Without omitting anything, retype the data that follows.

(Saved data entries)
— Begin —

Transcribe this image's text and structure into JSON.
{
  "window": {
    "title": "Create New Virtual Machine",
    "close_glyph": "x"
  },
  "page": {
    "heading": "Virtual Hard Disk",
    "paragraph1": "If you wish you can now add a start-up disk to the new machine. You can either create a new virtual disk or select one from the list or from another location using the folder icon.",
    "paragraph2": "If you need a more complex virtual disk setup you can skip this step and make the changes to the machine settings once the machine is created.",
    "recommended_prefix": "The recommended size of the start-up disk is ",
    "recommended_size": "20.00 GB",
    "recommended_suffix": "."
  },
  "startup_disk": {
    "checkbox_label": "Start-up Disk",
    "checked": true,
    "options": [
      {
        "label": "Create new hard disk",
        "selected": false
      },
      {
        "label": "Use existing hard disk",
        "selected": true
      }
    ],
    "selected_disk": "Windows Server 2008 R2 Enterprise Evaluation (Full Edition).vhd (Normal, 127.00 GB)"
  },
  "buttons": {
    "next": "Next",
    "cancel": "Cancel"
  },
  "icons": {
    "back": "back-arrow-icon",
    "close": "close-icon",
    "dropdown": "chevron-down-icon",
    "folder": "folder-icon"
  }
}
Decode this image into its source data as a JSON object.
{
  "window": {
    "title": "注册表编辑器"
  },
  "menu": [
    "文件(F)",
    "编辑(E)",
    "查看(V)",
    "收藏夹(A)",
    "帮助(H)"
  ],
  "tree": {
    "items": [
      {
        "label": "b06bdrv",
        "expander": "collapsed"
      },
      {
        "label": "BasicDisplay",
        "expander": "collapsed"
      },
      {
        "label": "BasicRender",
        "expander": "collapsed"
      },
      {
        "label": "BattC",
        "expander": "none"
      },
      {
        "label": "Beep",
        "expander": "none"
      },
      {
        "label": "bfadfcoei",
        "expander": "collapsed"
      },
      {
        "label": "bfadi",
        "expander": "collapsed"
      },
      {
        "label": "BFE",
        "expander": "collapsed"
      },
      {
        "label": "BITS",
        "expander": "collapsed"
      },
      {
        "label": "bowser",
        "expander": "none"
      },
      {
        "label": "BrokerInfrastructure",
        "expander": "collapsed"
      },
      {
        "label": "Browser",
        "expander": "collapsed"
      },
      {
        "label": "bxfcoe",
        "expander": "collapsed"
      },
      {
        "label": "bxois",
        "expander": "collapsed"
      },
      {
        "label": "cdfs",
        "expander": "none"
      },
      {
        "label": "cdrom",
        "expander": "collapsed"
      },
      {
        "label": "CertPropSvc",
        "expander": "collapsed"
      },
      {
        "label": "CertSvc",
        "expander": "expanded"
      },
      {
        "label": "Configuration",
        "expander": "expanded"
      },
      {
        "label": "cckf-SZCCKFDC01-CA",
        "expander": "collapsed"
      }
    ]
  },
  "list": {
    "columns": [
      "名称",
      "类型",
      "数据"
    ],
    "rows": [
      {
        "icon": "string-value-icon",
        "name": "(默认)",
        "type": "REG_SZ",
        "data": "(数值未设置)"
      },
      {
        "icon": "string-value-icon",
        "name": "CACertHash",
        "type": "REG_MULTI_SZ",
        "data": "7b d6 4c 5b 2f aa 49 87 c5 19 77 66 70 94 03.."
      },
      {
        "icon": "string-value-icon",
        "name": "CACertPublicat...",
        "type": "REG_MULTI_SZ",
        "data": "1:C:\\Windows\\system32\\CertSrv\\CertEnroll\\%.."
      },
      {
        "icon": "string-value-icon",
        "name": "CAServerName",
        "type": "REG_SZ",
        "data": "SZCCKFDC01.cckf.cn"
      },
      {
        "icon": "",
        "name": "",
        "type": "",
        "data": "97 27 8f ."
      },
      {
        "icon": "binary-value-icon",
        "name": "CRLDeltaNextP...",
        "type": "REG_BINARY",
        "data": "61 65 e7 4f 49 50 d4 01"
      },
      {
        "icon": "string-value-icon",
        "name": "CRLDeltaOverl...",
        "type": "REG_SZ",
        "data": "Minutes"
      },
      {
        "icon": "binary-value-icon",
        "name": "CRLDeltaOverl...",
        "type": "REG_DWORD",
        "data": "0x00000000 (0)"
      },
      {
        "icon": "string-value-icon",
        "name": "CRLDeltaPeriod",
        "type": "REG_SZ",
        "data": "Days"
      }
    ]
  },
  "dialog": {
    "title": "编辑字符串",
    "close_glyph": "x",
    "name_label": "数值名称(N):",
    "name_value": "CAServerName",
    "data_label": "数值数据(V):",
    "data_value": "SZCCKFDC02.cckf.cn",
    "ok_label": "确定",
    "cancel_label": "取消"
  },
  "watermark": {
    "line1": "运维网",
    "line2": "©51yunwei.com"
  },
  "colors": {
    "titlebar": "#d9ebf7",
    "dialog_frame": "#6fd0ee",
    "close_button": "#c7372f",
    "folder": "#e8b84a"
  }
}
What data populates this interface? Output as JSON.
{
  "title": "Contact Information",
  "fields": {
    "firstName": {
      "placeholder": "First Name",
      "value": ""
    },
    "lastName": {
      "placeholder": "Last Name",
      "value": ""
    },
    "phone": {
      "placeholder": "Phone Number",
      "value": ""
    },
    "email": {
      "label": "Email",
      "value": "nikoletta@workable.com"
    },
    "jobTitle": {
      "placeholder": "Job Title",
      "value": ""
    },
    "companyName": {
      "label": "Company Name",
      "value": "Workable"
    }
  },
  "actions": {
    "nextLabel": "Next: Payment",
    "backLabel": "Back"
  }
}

— End —

**OUTPUT FOR THIS TASK:**
Transcribe this image's text and structure into JSON.
{
  "window": {
    "title": "Create New Virtual Machine",
    "close_glyph": "x"
  },
  "page": {
    "heading": "Virtual Hard Disk",
    "paragraph1": "If you wish you can now add a start-up disk to the new machine. You can either create a new virtual disk or select one from the list or from another location using the folder icon.",
    "paragraph2": "If you need a more complex virtual disk setup you can skip this step and make the changes to the machine settings once the machine is created.",
    "recommended_prefix": "The recommended size of the start-up disk is ",
    "recommended_size": "20.00 GB",
    "recommended_suffix": "."
  },
  "startup_disk": {
    "checkbox_label": "Start-up Disk",
    "checked": true,
    "options": [
      {
        "label": "Create new hard disk",
        "selected": false
      },
      {
        "label": "Use existing hard disk",
        "selected": true
      }
    ],
    "selected_disk": "Windows Server 2008 R2 Enterprise Evaluation (Full Edition).vhd (Normal, 127.00 GB)"
  },
  "buttons": {
    "next": "Next",
    "cancel": "Cancel"
  },
  "icons": {
    "back": "back-arrow-icon",
    "close": "close-icon",
    "dropdown": "chevron-down-icon",
    "folder": "folder-icon"
  }
}
Decode this image into its source data as a JSON object.
{
  "window": {
    "title": "注册表编辑器"
  },
  "menu": [
    "文件(F)",
    "编辑(E)",
    "查看(V)",
    "收藏夹(A)",
    "帮助(H)"
  ],
  "tree": {
    "items": [
      {
        "label": "b06bdrv",
        "expander": "collapsed"
      },
      {
        "label": "BasicDisplay",
        "expander": "collapsed"
      },
      {
        "label": "BasicRender",
        "expander": "collapsed"
      },
      {
        "label": "BattC",
        "expander": "none"
      },
      {
        "label": "Beep",
        "expander": "none"
      },
      {
        "label": "bfadfcoei",
        "expander": "collapsed"
      },
      {
        "label": "bfadi",
        "expander": "collapsed"
      },
      {
        "label": "BFE",
        "expander": "collapsed"
      },
      {
        "label": "BITS",
        "expander": "collapsed"
      },
      {
        "label": "bowser",
        "expander": "none"
      },
      {
        "label": "BrokerInfrastructure",
        "expander": "collapsed"
      },
      {
        "label": "Browser",
        "expander": "collapsed"
      },
      {
        "label": "bxfcoe",
        "expander": "collapsed"
      },
      {
        "label": "bxois",
        "expander": "collapsed"
      },
      {
        "label": "cdfs",
        "expander": "none"
      },
      {
        "label": "cdrom",
        "expander": "collapsed"
      },
      {
        "label": "CertPropSvc",
        "expander": "collapsed"
      },
      {
        "label": "CertSvc",
        "expander": "expanded"
      },
      {
        "label": "Configuration",
        "expander": "expanded"
      },
      {
        "label": "cckf-SZCCKFDC01-CA",
        "expander": "collapsed"
      }
    ]
  },
  "list": {
    "columns": [
      "名称",
      "类型",
      "数据"
    ],
    "rows": [
      {
        "icon": "string-value-icon",
        "name": "(默认)",
        "type": "REG_SZ",
        "data": "(数值未设置)"
      },
      {
        "icon": "string-value-icon",
        "name": "CACertHash",
        "type": "REG_MULTI_SZ",
        "data": "7b d6 4c 5b 2f aa 49 87 c5 19 77 66 70 94 03.."
      },
      {
        "icon": "string-value-icon",
        "name": "CACertPublicat...",
        "type": "REG_MULTI_SZ",
        "data": "1:C:\\Windows\\system32\\CertSrv\\CertEnroll\\%.."
      },
      {
        "icon": "string-value-icon",
        "name": "CAServerName",
        "type": "REG_SZ",
        "data": "SZCCKFDC01.cckf.cn"
      },
      {
        "icon": "",
        "name": "",
        "type": "",
        "data": "97 27 8f ."
      },
      {
        "icon": "binary-value-icon",
        "name": "CRLDeltaNextP...",
        "type": "REG_BINARY",
        "data": "61 65 e7 4f 49 50 d4 01"
      },
      {
        "icon": "string-value-icon",
        "name": "CRLDeltaOverl...",
        "type": "REG_SZ",
        "data": "Minutes"
      },
      {
        "icon": "binary-value-icon",
        "name": "CRLDeltaOverl...",
        "type": "REG_DWORD",
        "data": "0x00000000 (0)"
      },
      {
        "icon": "string-value-icon",
        "name": "CRLDeltaPeriod",
        "type": "REG_SZ",
        "data": "Days"
      }
    ]
  },
  "dialog": {
    "title": "编辑字符串",
    "close_glyph": "x",
    "name_label": "数值名称(N):",
    "name_value": "CAServerName",
    "data_label": "数值数据(V):",
    "data_value": "SZCCKFDC02.cckf.cn",
    "ok_label": "确定",
    "cancel_label": "取消"
  },
  "watermark": {
    "line1": "运维网",
    "line2": "©51yunwei.com"
  },
  "colors": {
    "titlebar": "#d9ebf7",
    "dialog_frame": "#6fd0ee",
    "close_button": "#c7372f",
    "folder": "#e8b84a"
  }
}
What data populates this interface? Output as JSON.
{
  "title": "Contact Information",
  "fields": {
    "firstName": {
      "placeholder": "First Name",
      "value": ""
    },
    "lastName": {
      "placeholder": "Last Name",
      "value": ""
    },
    "phone": {
      "placeholder": "Phone Number",
      "value": ""
    },
    "email": {
      "label": "Email",
      "value": "nikoletta@workable.com"
    },
    "jobTitle": {
      "placeholder": "Job Title",
      "value": ""
    },
    "companyName": {
      "label": "Company Name",
      "value": "Workable"
    }
  },
  "actions": {
    "nextLabel": "Next: Payment",
    "backLabel": "Back"
  }
}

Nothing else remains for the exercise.